Exercise description:
Find how many lines of the listing below include the word "title", then report the number by itself.

============================================================

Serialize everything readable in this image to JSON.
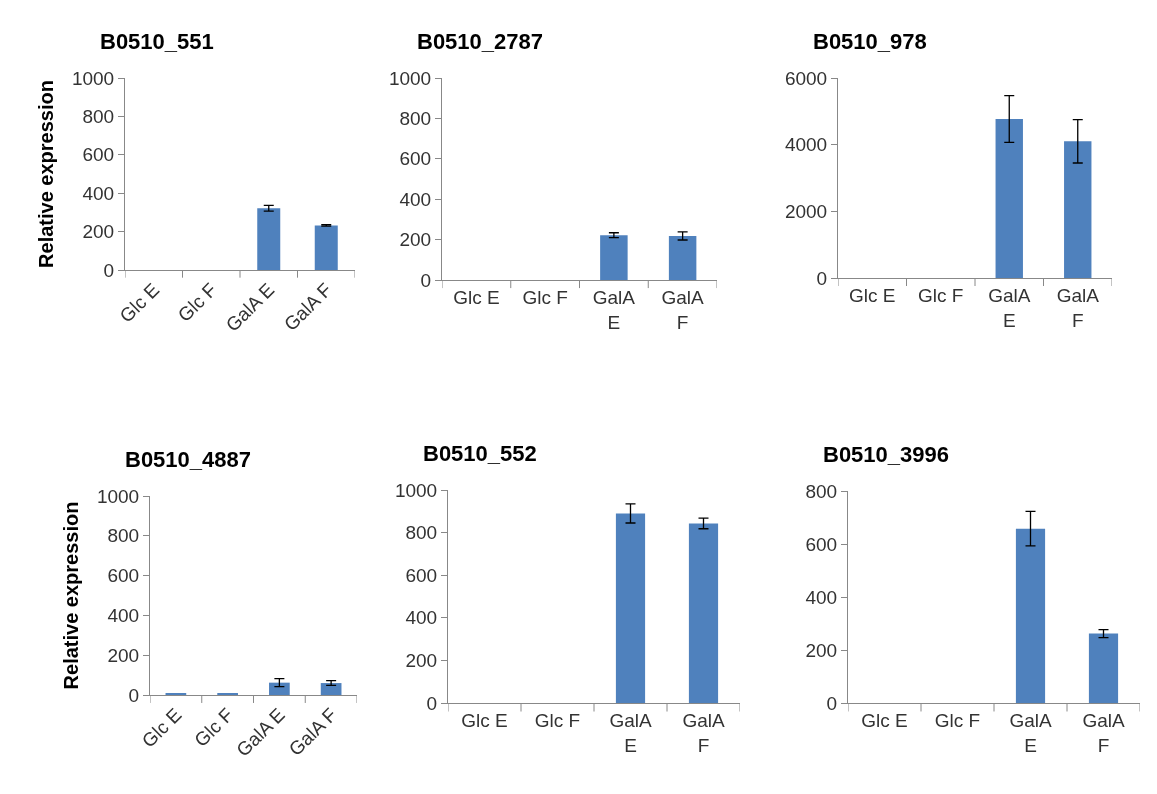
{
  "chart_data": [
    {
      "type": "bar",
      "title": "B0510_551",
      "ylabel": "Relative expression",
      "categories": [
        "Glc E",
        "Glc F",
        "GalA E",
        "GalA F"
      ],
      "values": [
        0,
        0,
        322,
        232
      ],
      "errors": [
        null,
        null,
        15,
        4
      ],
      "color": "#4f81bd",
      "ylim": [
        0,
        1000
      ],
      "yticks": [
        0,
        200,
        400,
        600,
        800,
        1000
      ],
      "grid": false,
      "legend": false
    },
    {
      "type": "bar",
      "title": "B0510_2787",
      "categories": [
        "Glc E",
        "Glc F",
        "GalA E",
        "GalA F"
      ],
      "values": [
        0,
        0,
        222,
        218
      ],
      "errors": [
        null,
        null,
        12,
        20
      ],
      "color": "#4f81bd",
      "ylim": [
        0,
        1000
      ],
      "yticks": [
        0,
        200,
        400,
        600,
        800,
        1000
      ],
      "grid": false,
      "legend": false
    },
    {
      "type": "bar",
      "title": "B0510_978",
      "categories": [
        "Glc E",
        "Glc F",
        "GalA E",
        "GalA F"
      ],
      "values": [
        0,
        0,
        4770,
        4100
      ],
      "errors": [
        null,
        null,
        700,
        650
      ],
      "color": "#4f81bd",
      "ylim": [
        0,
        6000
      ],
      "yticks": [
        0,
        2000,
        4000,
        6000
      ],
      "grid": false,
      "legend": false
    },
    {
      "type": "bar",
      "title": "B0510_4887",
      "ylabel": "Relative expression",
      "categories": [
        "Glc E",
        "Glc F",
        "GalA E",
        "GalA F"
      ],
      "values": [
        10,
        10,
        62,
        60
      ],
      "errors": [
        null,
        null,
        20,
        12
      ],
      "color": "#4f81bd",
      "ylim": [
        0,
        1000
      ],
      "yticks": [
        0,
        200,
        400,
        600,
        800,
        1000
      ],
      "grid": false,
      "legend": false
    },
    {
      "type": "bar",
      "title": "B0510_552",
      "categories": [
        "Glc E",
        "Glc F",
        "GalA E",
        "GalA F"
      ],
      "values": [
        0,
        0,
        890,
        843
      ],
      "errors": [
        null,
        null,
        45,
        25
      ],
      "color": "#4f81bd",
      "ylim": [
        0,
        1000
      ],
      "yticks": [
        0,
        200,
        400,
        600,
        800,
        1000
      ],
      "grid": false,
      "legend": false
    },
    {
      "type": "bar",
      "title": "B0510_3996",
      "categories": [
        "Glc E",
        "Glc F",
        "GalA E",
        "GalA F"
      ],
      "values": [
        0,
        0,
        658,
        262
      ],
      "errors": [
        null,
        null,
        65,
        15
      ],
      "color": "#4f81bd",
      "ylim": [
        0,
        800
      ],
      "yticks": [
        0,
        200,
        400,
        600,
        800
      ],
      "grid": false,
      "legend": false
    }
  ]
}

============================================================

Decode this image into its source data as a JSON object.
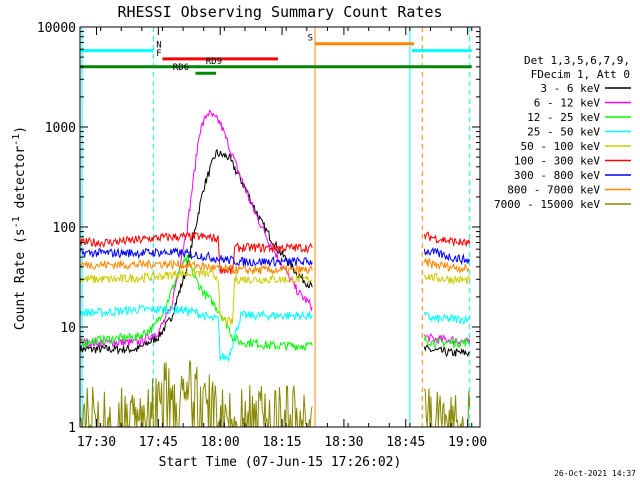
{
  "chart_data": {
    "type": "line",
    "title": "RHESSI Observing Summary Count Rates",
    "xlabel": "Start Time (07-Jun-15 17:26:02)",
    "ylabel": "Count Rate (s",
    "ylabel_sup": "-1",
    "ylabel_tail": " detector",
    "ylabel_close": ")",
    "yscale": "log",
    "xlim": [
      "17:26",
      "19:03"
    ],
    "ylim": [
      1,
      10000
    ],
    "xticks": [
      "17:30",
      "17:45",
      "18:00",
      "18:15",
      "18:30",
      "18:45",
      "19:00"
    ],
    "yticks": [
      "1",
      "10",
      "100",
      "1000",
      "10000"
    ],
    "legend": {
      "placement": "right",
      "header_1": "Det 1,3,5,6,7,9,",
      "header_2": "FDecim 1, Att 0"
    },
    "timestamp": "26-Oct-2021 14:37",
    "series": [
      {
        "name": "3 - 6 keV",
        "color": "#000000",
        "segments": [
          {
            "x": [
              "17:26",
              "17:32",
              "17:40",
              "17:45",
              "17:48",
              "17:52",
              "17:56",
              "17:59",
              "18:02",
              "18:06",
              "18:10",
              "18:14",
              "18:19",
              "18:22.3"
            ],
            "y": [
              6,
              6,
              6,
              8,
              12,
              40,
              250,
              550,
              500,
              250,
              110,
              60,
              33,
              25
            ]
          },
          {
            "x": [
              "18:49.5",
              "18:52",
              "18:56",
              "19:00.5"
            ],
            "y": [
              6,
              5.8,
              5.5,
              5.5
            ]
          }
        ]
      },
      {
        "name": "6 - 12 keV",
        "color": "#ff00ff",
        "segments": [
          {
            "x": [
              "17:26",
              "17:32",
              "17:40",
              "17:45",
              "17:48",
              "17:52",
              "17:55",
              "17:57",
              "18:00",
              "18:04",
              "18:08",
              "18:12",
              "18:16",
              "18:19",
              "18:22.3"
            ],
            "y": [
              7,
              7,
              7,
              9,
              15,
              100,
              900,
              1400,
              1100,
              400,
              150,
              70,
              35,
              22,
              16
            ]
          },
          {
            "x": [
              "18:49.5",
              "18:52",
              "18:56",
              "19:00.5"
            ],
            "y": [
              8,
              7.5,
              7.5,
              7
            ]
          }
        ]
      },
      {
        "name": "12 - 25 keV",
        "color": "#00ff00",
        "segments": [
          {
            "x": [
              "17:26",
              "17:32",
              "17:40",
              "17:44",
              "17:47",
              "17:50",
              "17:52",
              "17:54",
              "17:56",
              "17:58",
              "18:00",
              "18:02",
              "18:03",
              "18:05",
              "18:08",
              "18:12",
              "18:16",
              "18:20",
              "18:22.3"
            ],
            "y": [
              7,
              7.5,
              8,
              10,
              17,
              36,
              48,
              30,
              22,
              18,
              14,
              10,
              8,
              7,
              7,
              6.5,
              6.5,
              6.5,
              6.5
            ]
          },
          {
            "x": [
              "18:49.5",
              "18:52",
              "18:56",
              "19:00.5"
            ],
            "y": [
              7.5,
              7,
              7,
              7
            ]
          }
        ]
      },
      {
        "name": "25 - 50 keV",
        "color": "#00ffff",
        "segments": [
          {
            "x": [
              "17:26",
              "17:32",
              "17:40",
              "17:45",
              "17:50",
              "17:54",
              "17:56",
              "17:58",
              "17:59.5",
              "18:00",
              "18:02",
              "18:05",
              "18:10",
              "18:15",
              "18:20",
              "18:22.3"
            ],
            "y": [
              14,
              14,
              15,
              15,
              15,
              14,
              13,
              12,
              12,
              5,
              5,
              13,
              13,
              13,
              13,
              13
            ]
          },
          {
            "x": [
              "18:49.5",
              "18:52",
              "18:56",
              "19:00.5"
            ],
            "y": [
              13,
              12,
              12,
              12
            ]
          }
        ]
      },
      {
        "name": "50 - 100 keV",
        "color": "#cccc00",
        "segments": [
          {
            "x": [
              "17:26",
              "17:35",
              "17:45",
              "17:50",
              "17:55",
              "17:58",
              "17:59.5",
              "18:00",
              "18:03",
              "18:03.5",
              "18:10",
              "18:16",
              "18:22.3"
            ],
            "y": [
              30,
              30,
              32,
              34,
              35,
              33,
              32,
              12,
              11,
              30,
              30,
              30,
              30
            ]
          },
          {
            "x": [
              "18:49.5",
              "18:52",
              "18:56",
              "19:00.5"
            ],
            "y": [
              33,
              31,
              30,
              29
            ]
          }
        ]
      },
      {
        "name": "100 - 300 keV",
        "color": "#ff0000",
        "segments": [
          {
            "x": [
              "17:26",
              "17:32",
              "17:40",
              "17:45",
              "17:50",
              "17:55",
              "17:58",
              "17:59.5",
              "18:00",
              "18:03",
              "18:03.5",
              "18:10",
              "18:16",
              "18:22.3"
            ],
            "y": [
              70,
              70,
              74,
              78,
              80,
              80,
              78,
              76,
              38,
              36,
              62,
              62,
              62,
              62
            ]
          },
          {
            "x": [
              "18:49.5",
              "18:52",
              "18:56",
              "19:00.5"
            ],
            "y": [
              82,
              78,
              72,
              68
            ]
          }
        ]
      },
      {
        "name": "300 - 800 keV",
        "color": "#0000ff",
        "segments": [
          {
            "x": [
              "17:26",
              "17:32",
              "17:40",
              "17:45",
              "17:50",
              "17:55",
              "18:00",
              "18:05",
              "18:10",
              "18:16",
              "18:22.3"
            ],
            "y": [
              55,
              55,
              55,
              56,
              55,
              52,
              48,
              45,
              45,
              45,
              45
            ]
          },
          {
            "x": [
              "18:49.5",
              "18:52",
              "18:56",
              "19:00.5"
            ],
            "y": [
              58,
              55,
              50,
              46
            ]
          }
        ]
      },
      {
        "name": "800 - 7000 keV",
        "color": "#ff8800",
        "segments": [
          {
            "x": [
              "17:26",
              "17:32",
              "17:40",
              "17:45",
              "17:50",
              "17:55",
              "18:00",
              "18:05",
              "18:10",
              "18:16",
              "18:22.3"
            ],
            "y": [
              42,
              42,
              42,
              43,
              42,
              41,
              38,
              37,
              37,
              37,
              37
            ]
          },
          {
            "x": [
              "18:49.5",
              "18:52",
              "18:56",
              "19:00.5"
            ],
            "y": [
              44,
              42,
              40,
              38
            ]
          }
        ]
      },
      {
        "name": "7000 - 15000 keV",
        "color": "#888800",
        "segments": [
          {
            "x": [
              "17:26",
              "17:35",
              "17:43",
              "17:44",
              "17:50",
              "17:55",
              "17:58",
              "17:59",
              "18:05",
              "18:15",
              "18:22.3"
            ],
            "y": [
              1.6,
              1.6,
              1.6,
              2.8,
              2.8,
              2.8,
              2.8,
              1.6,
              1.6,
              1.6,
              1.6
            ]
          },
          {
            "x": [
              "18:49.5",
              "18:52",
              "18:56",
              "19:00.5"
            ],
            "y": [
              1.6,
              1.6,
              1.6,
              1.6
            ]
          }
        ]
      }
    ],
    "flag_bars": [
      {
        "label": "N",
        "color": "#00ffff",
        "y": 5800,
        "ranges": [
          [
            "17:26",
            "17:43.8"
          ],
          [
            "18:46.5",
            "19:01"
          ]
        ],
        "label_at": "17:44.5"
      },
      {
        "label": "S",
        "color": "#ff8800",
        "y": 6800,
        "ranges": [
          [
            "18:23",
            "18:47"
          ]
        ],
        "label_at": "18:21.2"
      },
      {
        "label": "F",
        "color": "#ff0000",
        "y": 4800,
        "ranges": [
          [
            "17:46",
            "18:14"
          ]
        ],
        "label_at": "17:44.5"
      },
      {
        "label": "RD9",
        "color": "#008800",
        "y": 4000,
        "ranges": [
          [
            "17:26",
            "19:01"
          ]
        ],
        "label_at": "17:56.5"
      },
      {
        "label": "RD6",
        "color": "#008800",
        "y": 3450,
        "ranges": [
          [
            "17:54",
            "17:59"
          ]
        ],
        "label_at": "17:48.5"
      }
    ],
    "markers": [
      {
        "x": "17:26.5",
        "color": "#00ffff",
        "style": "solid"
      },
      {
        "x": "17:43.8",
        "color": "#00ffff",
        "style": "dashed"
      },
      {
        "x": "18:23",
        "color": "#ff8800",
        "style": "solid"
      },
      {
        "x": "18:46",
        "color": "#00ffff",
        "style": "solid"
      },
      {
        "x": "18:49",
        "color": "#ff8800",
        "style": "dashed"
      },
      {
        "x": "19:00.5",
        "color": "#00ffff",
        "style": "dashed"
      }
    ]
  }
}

============================================================

Solution for this task:
7